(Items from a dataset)
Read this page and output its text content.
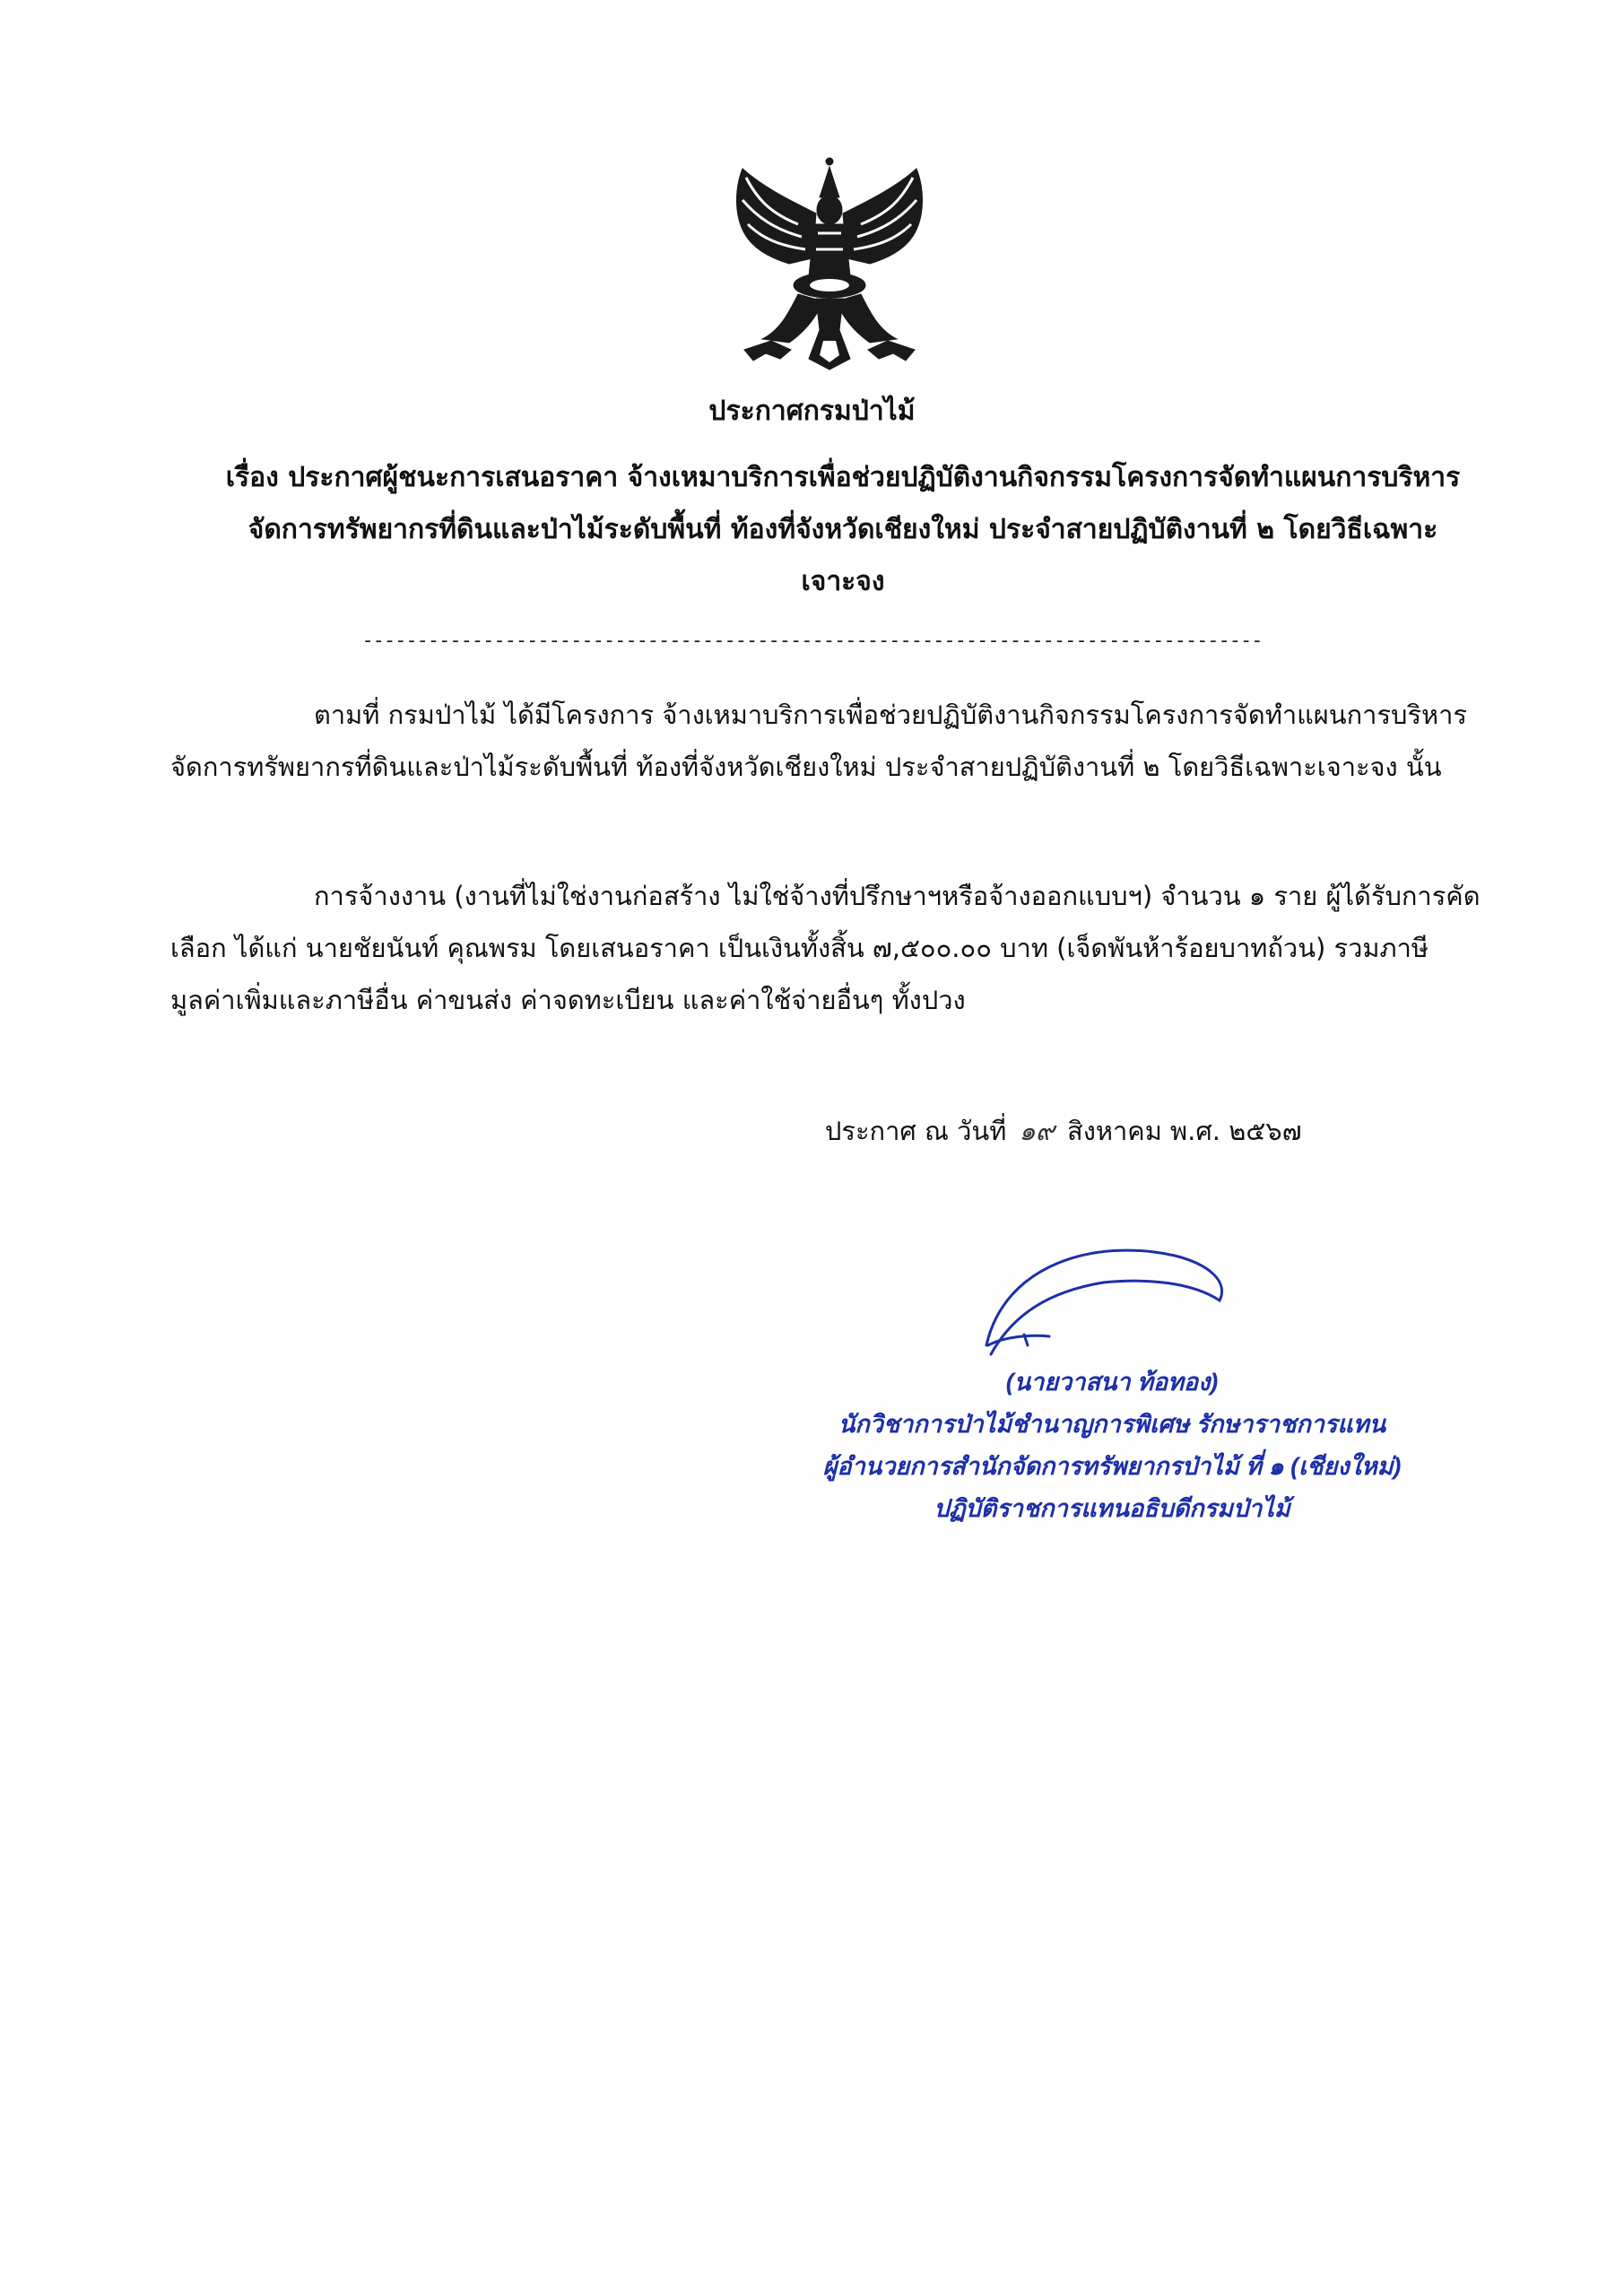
ประกาศกรมป่าไม้
เรื่อง ประกาศผู้ชนะการเสนอราคา จ้างเหมาบริการเพื่อช่วยปฏิบัติงานกิจกรรมโครงการจัดทำแผนการบริหารจัดการทรัพยากรที่ดินและป่าไม้ระดับพื้นที่ ท้องที่จังหวัดเชียงใหม่ ประจำสายปฏิบัติงานที่ ๒ โดยวิธีเฉพาะเจาะจง
----------------------------------------------------------------------------------

ตามที่ กรมป่าไม้ ได้มีโครงการ จ้างเหมาบริการเพื่อช่วยปฏิบัติงานกิจกรรมโครงการจัดทำแผนการบริหารจัดการทรัพยากรที่ดินและป่าไม้ระดับพื้นที่ ท้องที่จังหวัดเชียงใหม่ ประจำสายปฏิบัติงานที่ ๒ โดยวิธีเฉพาะเจาะจง นั้น

การจ้างงาน (งานที่ไม่ใช่งานก่อสร้าง ไม่ใช่จ้างที่ปรึกษาฯหรือจ้างออกแบบฯ) จำนวน ๑ ราย ผู้ได้รับการคัดเลือก ได้แก่ นายชัยนันท์ คุณพรม โดยเสนอราคา เป็นเงินทั้งสิ้น ๗,๕๐๐.๐๐ บาท (เจ็ดพันห้าร้อยบาทถ้วน) รวมภาษีมูลค่าเพิ่มและภาษีอื่น ค่าขนส่ง ค่าจดทะเบียน และค่าใช้จ่ายอื่นๆ ทั้งปวง

ประกาศ ณ วันที่ ๑๙ สิงหาคม พ.ศ. ๒๕๖๗
(นายวาสนา ท้อทอง)
นักวิชาการป่าไม้ชำนาญการพิเศษ รักษาราชการแทน
ผู้อำนวยการสำนักจัดการทรัพยากรป่าไม้ ที่ ๑ (เชียงใหม่)
ปฏิบัติราชการแทนอธิบดีกรมป่าไม้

▸ What is being asked: Copy all the records above exactly, but leave out the pictures.

▸ Complete answer:
Read this page and output its text content.
ประกาศกรมป่าไม้
เรื่อง ประกาศผู้ชนะการเสนอราคา จ้างเหมาบริการเพื่อช่วยปฏิบัติงานกิจกรรมโครงการจัดทำแผนการบริหารจัดการทรัพยากรที่ดินและป่าไม้ระดับพื้นที่ ท้องที่จังหวัดเชียงใหม่ ประจำสายปฏิบัติงานที่ ๒ โดยวิธีเฉพาะเจาะจง
----------------------------------------------------------------------------------

ตามที่ กรมป่าไม้ ได้มีโครงการ จ้างเหมาบริการเพื่อช่วยปฏิบัติงานกิจกรรมโครงการจัดทำแผนการบริหารจัดการทรัพยากรที่ดินและป่าไม้ระดับพื้นที่ ท้องที่จังหวัดเชียงใหม่ ประจำสายปฏิบัติงานที่ ๒ โดยวิธีเฉพาะเจาะจง นั้น

การจ้างงาน (งานที่ไม่ใช่งานก่อสร้าง ไม่ใช่จ้างที่ปรึกษาฯหรือจ้างออกแบบฯ) จำนวน ๑ ราย ผู้ได้รับการคัดเลือก ได้แก่ นายชัยนันท์ คุณพรม โดยเสนอราคา เป็นเงินทั้งสิ้น ๗,๕๐๐.๐๐ บาท (เจ็ดพันห้าร้อยบาทถ้วน) รวมภาษีมูลค่าเพิ่มและภาษีอื่น ค่าขนส่ง ค่าจดทะเบียน และค่าใช้จ่ายอื่นๆ ทั้งปวง

ประกาศ ณ วันที่ ๑๙ สิงหาคม พ.ศ. ๒๕๖๗
(นายวาสนา ท้อทอง)
นักวิชาการป่าไม้ชำนาญการพิเศษ รักษาราชการแทน
ผู้อำนวยการสำนักจัดการทรัพยากรป่าไม้ ที่ ๑ (เชียงใหม่)
ปฏิบัติราชการแทนอธิบดีกรมป่าไม้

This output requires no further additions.